● ROWS:
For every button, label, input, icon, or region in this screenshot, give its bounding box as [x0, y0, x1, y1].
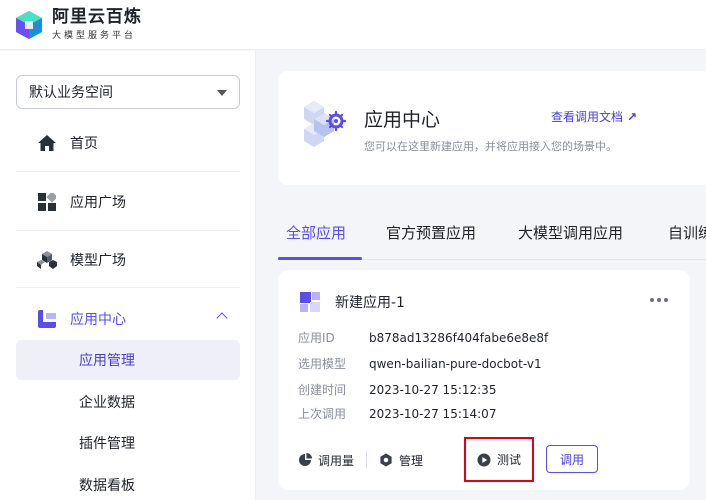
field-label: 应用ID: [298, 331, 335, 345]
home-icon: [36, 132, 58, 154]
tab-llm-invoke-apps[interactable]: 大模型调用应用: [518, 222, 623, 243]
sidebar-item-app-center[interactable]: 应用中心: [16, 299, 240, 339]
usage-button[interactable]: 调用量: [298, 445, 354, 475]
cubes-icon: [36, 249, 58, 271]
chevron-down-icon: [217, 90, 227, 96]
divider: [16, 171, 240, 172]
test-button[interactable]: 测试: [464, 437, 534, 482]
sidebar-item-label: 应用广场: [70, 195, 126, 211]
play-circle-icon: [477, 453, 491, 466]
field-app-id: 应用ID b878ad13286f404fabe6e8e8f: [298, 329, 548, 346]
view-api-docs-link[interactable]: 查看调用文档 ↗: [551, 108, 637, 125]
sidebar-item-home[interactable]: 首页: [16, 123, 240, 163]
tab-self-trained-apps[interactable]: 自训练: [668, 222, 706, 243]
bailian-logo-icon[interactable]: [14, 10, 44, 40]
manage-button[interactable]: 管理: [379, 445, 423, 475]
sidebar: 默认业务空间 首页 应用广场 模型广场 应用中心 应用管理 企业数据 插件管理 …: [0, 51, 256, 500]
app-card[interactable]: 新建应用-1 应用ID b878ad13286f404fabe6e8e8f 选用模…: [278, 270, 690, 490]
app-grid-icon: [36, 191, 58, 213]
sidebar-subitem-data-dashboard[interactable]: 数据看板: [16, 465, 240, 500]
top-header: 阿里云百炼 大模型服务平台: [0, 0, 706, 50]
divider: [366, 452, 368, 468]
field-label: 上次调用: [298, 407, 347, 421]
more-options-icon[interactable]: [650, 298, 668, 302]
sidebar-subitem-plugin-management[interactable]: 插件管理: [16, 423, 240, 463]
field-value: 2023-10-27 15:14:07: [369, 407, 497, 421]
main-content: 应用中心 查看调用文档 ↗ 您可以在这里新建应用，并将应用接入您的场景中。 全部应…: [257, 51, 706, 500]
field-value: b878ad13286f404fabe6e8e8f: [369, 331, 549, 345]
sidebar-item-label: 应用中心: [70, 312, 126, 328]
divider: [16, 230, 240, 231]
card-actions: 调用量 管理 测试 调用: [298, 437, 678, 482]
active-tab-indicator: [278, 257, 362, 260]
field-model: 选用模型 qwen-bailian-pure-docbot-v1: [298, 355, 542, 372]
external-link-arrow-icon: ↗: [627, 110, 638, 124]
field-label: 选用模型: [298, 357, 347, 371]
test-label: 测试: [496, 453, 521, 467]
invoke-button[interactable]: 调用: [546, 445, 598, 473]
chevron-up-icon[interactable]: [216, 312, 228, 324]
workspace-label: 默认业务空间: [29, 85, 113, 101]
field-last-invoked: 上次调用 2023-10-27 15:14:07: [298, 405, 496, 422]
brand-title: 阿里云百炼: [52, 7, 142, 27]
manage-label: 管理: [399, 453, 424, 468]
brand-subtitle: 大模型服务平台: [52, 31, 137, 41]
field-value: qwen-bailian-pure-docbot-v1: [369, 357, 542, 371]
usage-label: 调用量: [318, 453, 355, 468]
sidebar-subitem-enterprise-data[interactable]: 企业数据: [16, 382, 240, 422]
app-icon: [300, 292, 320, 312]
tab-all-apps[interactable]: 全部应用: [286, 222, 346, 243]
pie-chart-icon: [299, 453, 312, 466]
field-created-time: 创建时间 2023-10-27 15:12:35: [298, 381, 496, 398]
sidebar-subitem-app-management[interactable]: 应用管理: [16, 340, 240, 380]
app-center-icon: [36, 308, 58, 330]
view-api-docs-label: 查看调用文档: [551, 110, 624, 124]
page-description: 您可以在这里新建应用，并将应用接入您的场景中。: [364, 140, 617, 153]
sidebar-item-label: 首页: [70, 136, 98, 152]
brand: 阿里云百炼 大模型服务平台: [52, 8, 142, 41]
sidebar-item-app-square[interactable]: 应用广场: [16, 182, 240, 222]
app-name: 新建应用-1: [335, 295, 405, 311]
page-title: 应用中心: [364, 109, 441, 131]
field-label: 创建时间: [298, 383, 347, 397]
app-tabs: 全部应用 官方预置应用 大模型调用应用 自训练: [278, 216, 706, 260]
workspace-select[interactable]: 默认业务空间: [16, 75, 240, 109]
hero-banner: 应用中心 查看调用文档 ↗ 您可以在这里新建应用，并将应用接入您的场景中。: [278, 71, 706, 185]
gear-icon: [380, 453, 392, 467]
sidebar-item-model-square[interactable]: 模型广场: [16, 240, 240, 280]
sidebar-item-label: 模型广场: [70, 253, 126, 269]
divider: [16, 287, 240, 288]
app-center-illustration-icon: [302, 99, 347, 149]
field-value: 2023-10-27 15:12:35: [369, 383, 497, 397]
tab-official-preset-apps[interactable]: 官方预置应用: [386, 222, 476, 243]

---

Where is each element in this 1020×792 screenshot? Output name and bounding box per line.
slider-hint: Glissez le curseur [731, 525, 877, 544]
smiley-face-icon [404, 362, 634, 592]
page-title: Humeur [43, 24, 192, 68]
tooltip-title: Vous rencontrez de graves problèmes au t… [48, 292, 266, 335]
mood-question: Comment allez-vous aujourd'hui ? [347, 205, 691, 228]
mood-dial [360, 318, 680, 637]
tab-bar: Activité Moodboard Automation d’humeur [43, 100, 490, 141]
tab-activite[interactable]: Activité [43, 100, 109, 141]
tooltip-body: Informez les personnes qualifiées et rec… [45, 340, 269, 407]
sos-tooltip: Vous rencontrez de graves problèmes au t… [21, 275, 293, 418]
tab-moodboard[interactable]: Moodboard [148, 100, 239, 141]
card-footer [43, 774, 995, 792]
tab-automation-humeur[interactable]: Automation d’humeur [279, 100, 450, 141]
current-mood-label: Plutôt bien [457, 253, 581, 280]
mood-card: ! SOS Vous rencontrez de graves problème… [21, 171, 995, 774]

● SHORT PROBLEM: Transcribe the listing lines starting at the line that contains "field-label: 应用ID: [298, 331, 335, 345]" and ending at the line that contains "workspace-label: 默认业务空间: [29, 85, 113, 101]", both included, character for character.

● ANSWER TO THIS PROBLEM:
field-label: 应用ID: [298, 331, 335, 345]
home-icon: [36, 132, 58, 154]
tab-llm-invoke-apps[interactable]: 大模型调用应用: [518, 222, 623, 243]
sidebar-item-app-center[interactable]: 应用中心: [16, 299, 240, 339]
usage-button[interactable]: 调用量: [298, 445, 354, 475]
cubes-icon: [36, 249, 58, 271]
chevron-down-icon: [217, 90, 227, 96]
divider: [16, 171, 240, 172]
test-button[interactable]: 测试: [464, 437, 534, 482]
sidebar-item-label: 应用广场: [70, 195, 126, 211]
play-circle-icon: [477, 453, 491, 466]
field-app-id: 应用ID b878ad13286f404fabe6e8e8f: [298, 329, 548, 346]
view-api-docs-link[interactable]: 查看调用文档 ↗: [551, 108, 637, 125]
sidebar-item-home[interactable]: 首页: [16, 123, 240, 163]
tab-self-trained-apps[interactable]: 自训练: [668, 222, 706, 243]
bailian-logo-icon[interactable]: [14, 10, 44, 40]
manage-button[interactable]: 管理: [379, 445, 423, 475]
sidebar: 默认业务空间 首页 应用广场 模型广场 应用中心 应用管理 企业数据 插件管理 …: [0, 51, 256, 500]
app-card[interactable]: 新建应用-1 应用ID b878ad13286f404fabe6e8e8f 选用模…: [278, 270, 690, 490]
app-grid-icon: [36, 191, 58, 213]
sidebar-subitem-data-dashboard[interactable]: 数据看板: [16, 465, 240, 500]
top-header: 阿里云百炼 大模型服务平台: [0, 0, 706, 50]
divider: [366, 452, 368, 468]
field-label: 上次调用: [298, 407, 347, 421]
more-options-icon[interactable]: [650, 298, 668, 302]
sidebar-subitem-plugin-management[interactable]: 插件管理: [16, 423, 240, 463]
field-value: 2023-10-27 15:14:07: [369, 407, 497, 421]
main-content: 应用中心 查看调用文档 ↗ 您可以在这里新建应用，并将应用接入您的场景中。 全部应…: [257, 51, 706, 500]
field-value: b878ad13286f404fabe6e8e8f: [369, 331, 549, 345]
sidebar-item-label: 应用中心: [70, 312, 126, 328]
divider: [16, 230, 240, 231]
card-actions: 调用量 管理 测试 调用: [298, 437, 678, 482]
active-tab-indicator: [278, 257, 362, 260]
field-model: 选用模型 qwen-bailian-pure-docbot-v1: [298, 355, 542, 372]
external-link-arrow-icon: ↗: [627, 110, 638, 124]
field-label: 选用模型: [298, 357, 347, 371]
test-label: 测试: [496, 453, 521, 467]
invoke-button[interactable]: 调用: [546, 445, 598, 473]
chevron-up-icon[interactable]: [216, 312, 228, 324]
workspace-label: 默认业务空间: [29, 85, 113, 101]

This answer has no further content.